#### [Aim of the task]
Your task is to locate every line holding the string "processus" and to copy each of them.
*** Input data
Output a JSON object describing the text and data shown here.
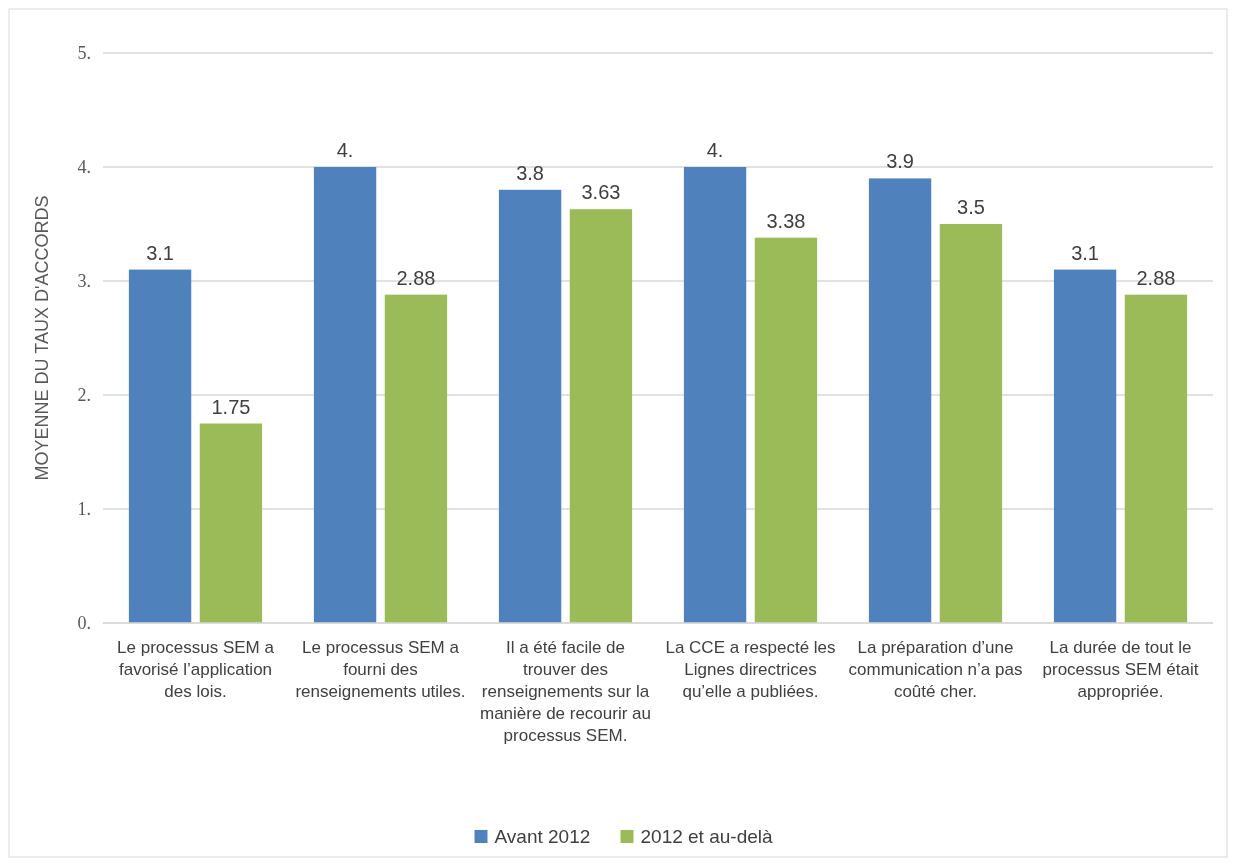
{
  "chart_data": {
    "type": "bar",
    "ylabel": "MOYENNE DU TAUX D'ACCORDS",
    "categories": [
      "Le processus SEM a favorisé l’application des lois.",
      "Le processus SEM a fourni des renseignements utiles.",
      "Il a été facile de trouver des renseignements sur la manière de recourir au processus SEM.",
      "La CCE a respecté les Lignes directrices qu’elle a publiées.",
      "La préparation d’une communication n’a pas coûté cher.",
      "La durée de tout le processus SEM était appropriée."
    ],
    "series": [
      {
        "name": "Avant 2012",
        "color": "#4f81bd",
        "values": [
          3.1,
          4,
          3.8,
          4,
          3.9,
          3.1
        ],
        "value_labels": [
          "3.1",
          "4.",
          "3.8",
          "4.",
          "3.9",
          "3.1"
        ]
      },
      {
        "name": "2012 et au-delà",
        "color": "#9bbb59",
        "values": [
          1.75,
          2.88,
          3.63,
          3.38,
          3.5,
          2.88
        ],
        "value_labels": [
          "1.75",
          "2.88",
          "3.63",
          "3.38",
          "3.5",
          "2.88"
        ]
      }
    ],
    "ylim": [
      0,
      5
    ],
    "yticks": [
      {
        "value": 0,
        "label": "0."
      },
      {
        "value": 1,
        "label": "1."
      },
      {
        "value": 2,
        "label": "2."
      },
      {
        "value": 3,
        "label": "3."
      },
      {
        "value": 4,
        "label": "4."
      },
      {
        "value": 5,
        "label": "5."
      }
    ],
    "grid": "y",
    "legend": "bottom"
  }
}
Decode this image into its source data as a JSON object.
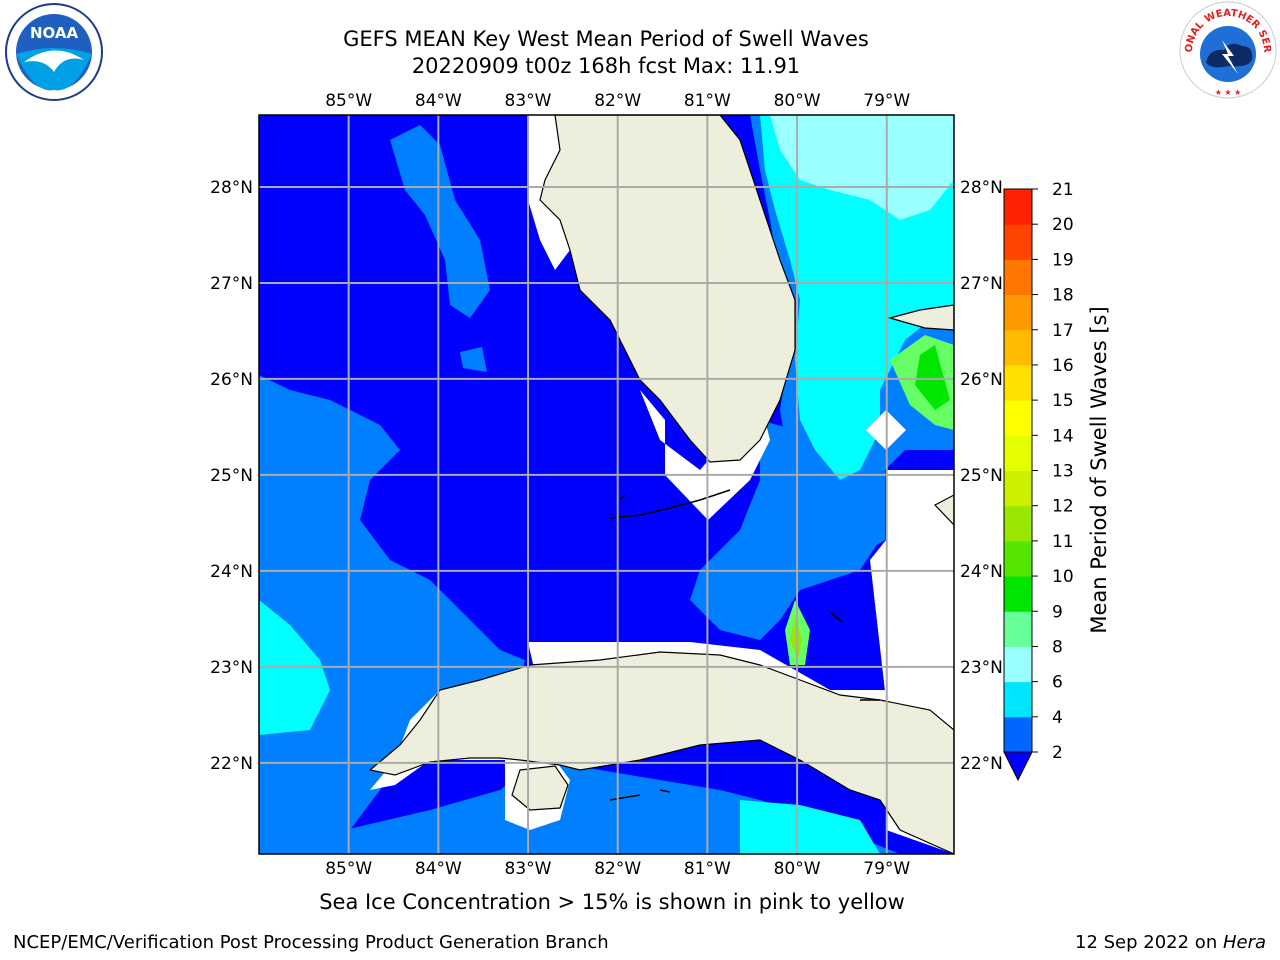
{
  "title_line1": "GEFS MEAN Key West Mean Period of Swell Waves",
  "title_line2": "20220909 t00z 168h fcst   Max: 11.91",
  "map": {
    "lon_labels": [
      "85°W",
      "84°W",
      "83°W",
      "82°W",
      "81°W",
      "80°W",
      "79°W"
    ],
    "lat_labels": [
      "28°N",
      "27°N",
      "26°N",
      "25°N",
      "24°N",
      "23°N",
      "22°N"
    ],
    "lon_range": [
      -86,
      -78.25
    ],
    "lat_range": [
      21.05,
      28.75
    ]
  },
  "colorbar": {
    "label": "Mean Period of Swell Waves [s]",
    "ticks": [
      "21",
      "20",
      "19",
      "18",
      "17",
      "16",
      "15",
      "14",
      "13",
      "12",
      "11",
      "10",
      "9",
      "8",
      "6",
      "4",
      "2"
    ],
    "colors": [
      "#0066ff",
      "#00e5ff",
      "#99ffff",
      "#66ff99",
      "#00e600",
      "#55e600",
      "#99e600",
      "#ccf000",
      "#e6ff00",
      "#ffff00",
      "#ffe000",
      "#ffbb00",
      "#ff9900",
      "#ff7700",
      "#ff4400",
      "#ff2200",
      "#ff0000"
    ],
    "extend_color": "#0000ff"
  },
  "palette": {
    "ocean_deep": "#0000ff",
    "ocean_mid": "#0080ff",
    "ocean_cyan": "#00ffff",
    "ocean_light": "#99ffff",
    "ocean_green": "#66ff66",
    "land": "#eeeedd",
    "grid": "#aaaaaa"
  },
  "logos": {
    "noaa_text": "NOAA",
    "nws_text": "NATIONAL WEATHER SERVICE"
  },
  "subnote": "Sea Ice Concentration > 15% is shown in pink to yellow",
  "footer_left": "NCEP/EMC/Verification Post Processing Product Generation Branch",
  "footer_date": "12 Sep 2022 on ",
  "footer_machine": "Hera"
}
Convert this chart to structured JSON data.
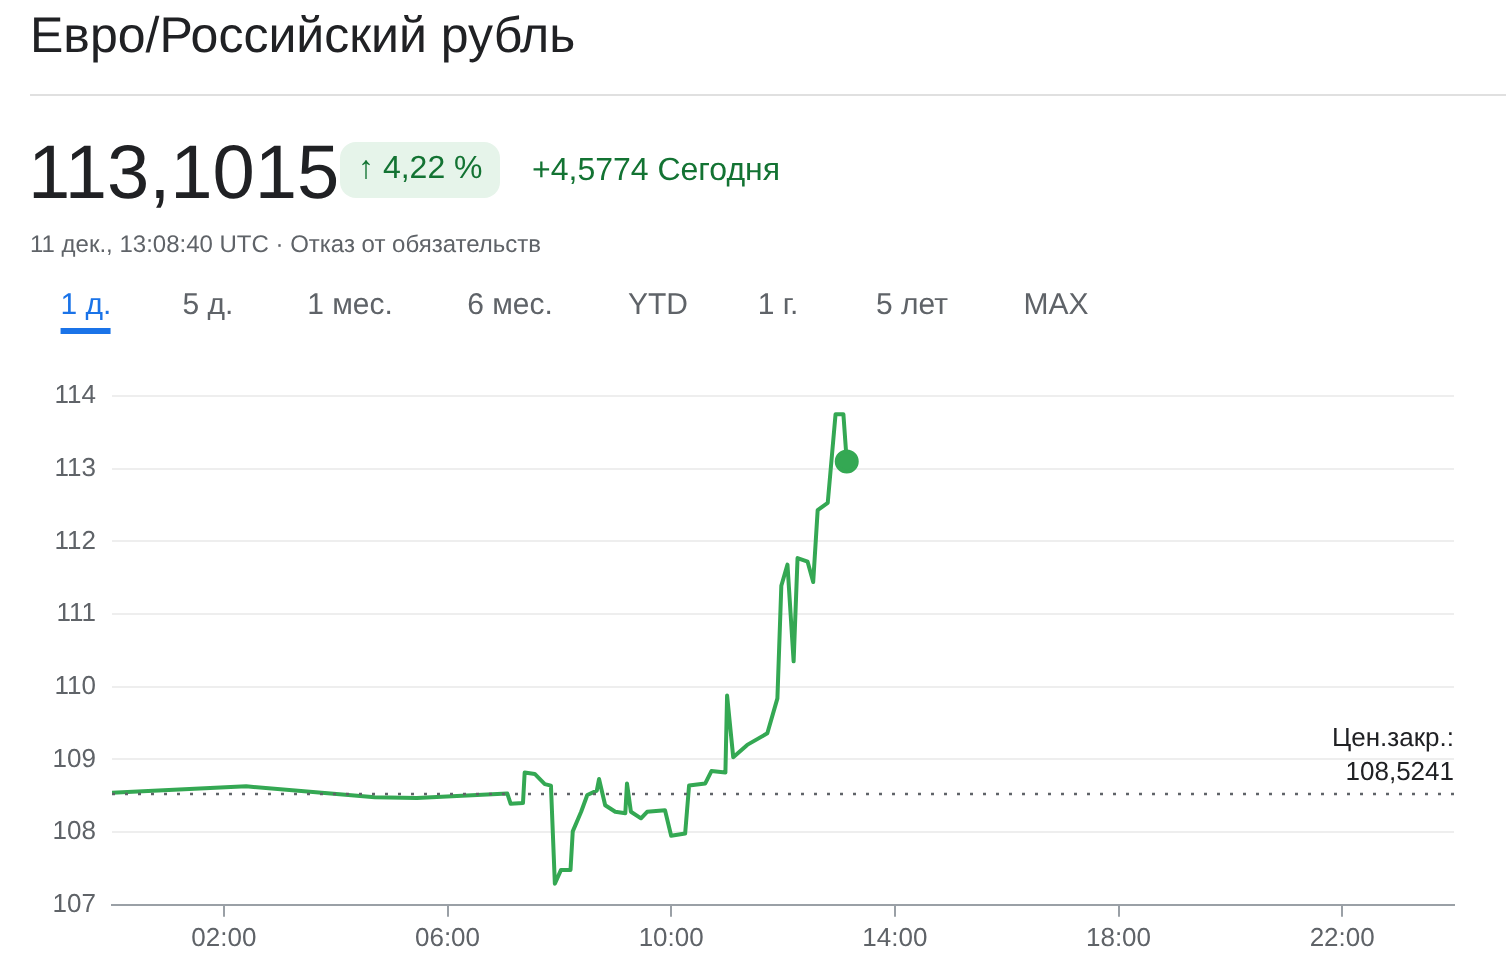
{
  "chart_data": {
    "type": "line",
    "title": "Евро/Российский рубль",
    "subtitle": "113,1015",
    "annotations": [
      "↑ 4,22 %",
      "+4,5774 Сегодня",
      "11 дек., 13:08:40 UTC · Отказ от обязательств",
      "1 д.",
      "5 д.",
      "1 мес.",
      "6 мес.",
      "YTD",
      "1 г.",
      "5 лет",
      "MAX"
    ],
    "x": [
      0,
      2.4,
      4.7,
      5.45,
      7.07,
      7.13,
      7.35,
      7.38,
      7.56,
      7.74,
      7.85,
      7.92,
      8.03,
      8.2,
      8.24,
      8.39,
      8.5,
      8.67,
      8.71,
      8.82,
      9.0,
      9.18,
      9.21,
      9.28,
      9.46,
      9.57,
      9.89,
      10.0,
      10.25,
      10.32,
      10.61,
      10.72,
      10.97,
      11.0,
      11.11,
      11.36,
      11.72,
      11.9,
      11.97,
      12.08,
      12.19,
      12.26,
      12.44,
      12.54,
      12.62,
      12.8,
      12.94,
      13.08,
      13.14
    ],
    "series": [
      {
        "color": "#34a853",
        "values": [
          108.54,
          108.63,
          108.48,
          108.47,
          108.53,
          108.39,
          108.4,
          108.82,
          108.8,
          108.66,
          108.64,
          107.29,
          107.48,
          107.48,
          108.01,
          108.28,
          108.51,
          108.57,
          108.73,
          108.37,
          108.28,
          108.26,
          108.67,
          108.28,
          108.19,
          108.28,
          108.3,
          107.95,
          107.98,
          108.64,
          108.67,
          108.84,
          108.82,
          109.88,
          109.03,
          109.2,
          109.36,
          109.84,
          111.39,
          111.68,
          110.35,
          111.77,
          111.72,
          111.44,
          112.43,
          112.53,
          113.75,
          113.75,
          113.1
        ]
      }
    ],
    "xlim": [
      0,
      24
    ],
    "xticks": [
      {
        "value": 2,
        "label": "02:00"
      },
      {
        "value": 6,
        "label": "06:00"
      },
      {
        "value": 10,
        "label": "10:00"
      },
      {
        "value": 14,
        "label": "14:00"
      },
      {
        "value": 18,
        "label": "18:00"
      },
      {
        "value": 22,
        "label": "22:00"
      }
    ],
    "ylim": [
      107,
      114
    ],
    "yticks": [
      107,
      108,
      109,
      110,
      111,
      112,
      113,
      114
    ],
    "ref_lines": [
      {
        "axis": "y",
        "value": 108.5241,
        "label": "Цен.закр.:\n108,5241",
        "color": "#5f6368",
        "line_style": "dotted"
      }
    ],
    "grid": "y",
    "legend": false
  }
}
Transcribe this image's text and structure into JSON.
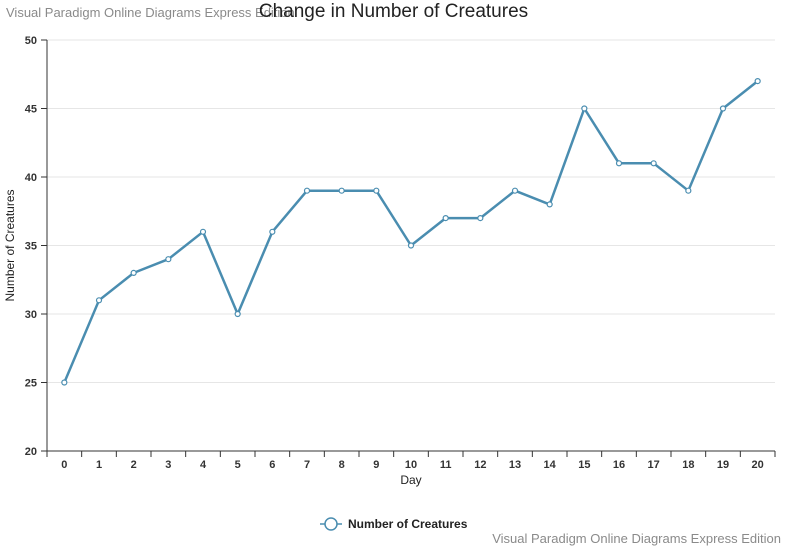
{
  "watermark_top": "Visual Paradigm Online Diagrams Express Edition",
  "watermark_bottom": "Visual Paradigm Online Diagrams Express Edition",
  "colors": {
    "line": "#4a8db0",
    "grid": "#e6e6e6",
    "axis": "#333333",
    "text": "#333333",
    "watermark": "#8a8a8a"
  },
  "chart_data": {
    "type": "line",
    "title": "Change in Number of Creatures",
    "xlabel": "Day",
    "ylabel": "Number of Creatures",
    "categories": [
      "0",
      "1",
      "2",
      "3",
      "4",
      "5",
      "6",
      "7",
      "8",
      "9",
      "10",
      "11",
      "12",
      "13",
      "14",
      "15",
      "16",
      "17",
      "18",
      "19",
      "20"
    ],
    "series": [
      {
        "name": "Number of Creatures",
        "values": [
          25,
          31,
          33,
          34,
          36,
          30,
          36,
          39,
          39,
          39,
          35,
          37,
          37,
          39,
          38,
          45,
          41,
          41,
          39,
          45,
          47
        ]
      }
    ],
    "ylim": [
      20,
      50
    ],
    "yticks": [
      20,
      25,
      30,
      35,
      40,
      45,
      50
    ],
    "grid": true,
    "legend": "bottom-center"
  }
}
******
#### [Reply]
      "Le processus SEM a favorisé l’application des lois.",
      "Le processus SEM a fourni des renseignements utiles.",
      "Il a été facile de trouver des renseignements sur la manière de recourir au processus SEM.",
      "La durée de tout le processus SEM était appropriée."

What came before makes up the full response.